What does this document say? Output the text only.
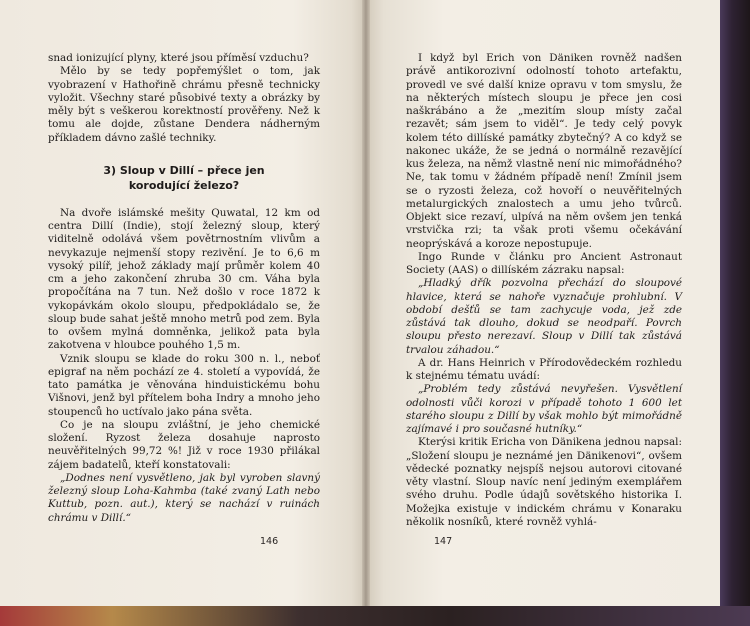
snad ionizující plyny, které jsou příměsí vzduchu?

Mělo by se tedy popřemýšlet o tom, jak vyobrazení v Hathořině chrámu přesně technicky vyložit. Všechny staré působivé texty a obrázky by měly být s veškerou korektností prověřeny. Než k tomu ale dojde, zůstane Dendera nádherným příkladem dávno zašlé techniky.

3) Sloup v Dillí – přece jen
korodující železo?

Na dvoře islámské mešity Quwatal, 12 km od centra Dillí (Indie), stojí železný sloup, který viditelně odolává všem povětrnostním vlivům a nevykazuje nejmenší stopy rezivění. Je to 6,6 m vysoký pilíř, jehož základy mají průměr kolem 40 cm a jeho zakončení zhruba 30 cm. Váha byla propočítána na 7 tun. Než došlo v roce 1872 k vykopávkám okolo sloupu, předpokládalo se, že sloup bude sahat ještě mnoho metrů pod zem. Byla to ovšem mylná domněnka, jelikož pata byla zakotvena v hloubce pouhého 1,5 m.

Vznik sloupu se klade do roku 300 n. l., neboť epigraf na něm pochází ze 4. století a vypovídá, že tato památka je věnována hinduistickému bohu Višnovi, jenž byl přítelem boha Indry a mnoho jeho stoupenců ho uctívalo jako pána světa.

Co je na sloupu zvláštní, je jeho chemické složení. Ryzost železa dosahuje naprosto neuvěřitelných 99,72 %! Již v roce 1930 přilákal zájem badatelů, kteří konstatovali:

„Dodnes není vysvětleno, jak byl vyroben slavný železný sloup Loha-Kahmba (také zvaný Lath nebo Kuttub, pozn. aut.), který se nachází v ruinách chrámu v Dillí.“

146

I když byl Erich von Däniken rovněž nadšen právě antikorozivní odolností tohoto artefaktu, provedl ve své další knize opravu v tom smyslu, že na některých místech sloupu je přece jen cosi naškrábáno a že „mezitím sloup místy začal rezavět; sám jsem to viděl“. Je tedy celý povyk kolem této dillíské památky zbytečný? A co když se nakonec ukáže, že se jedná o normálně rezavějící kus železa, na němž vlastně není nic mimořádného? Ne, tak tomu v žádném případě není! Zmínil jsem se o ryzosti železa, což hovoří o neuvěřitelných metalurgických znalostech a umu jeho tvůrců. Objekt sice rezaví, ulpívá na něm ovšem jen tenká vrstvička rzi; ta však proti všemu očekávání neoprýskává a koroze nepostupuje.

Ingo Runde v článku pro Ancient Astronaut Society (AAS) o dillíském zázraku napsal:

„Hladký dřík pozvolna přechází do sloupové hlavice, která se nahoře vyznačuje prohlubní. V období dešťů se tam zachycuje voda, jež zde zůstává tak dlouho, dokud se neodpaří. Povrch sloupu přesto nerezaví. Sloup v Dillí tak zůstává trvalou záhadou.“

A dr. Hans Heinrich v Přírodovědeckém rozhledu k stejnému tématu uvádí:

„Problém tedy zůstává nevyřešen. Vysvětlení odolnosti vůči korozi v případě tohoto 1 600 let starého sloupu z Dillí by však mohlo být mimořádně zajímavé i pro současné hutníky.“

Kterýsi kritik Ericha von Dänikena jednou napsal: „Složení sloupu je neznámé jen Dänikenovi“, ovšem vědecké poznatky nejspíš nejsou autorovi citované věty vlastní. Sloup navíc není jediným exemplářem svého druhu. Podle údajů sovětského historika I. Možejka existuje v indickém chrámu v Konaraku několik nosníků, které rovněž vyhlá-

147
* * *
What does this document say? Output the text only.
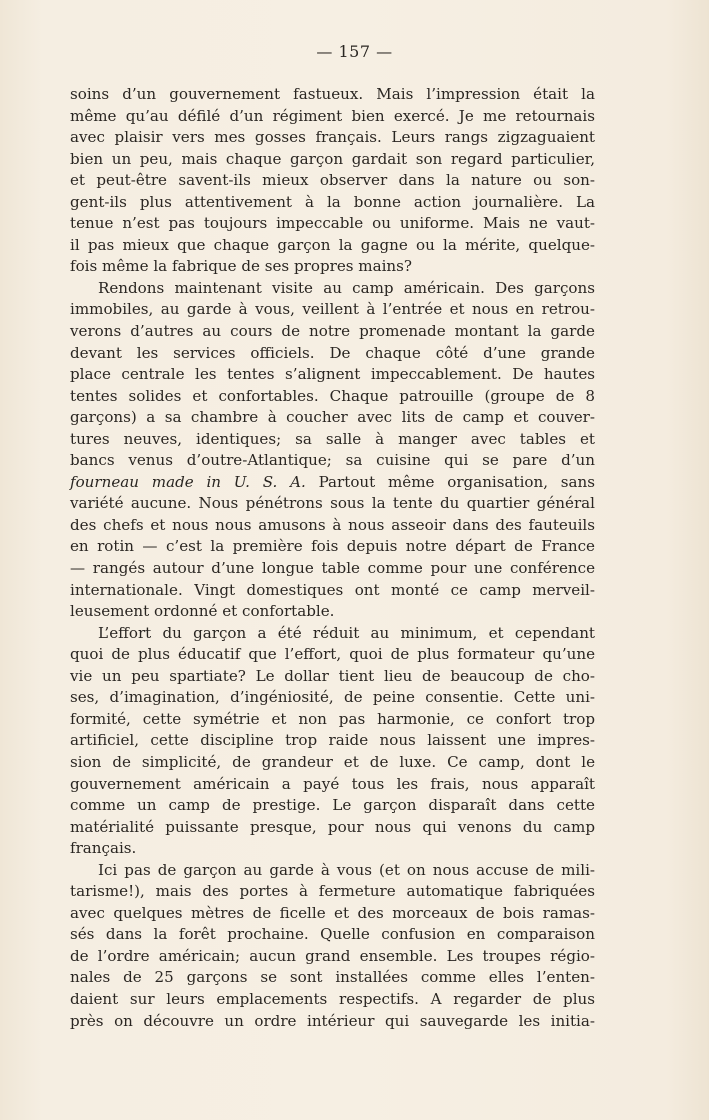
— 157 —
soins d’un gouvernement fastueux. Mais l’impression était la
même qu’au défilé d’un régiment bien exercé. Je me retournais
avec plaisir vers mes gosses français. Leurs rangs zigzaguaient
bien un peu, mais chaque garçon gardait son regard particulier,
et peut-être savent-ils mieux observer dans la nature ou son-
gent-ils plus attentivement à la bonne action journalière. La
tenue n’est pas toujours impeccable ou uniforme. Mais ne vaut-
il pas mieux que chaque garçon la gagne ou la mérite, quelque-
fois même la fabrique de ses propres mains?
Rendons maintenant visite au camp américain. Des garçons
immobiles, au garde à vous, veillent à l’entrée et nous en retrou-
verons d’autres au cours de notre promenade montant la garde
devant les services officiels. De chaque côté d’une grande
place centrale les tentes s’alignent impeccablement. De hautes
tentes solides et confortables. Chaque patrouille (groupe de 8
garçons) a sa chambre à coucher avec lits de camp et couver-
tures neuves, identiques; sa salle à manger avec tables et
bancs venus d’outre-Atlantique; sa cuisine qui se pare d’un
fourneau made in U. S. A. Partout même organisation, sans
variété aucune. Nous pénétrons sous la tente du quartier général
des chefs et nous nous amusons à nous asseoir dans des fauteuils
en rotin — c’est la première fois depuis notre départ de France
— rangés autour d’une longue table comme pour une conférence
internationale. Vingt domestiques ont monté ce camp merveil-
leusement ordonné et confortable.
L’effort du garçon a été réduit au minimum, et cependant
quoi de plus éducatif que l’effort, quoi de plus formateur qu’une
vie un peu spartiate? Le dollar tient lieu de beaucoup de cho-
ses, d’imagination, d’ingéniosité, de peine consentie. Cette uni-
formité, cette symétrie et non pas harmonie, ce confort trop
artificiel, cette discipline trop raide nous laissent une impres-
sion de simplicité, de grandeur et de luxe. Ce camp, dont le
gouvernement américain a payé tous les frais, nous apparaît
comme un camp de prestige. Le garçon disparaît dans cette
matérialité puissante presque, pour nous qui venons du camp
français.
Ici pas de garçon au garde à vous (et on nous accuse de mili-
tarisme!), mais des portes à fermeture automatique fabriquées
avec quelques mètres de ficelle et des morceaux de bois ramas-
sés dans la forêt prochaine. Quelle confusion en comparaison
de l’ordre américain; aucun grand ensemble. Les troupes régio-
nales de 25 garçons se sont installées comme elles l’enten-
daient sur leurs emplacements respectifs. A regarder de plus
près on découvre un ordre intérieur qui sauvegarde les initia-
--
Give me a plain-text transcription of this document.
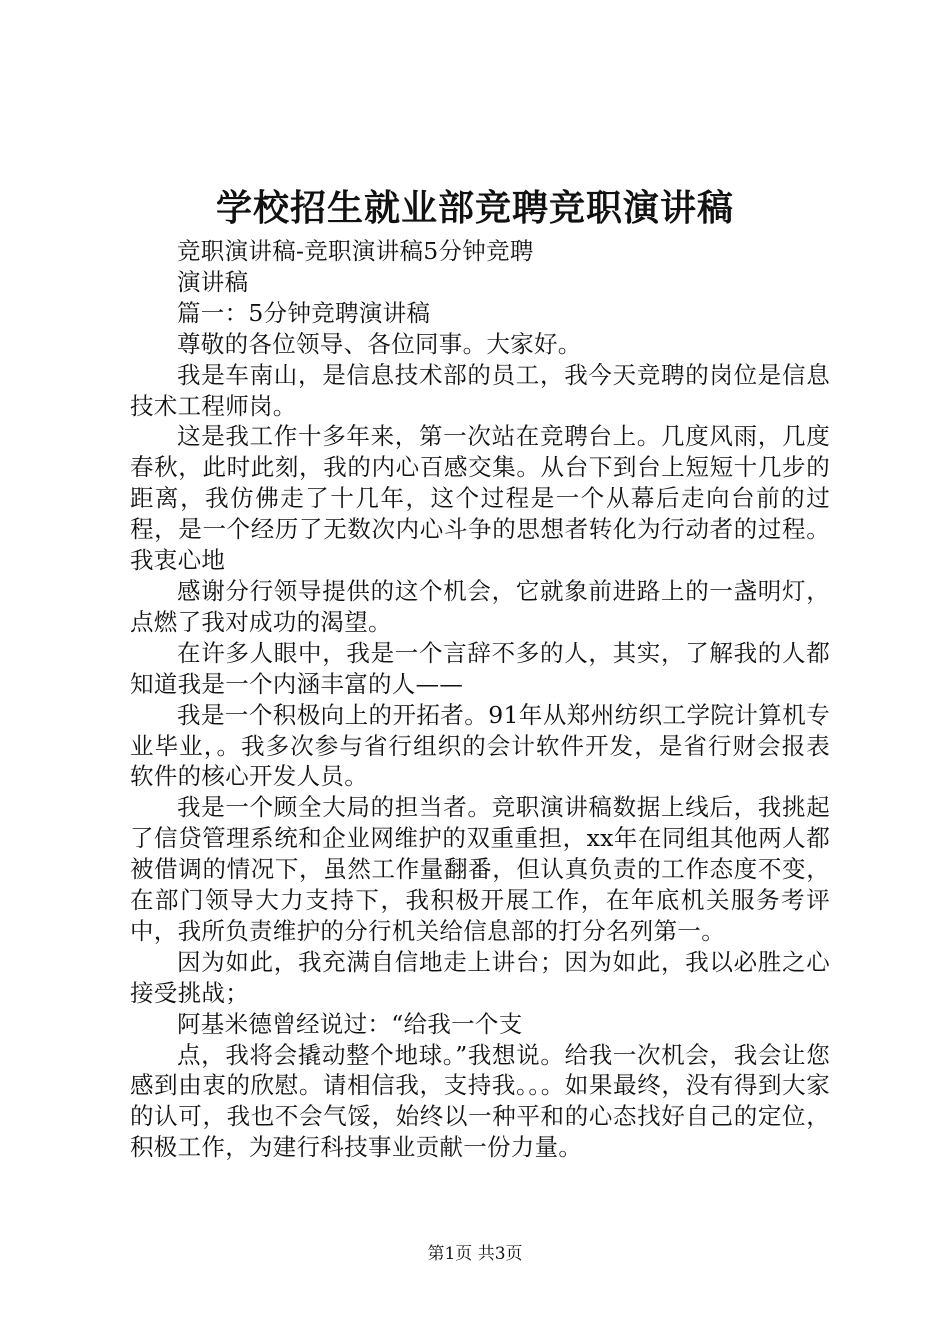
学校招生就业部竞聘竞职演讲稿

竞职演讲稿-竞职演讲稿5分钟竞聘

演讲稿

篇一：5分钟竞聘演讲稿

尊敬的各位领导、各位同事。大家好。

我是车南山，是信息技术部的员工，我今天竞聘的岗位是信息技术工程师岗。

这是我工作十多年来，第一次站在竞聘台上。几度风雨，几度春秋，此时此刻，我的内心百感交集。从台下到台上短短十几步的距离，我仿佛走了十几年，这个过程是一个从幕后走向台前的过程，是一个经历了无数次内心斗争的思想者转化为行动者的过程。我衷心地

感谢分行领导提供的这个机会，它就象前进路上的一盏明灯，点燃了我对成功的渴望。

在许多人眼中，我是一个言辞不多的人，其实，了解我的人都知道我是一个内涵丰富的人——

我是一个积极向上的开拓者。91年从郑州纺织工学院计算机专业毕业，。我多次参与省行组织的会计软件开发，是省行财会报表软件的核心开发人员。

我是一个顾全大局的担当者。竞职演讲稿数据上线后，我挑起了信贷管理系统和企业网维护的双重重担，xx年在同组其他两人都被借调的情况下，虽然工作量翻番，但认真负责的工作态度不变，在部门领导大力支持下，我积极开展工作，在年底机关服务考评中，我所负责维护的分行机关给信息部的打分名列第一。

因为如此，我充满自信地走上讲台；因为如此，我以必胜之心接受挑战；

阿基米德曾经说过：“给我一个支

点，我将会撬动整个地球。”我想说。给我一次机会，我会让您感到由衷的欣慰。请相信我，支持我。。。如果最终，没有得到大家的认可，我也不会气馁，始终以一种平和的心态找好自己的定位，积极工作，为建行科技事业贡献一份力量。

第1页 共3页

# Required work
Reproduce each line from the records that contains the word "mieux".

# Complete response
et peut-être savent-ils mieux observer dans la nature ou son-
il pas mieux que chaque garçon la gagne ou la mérite, quelque-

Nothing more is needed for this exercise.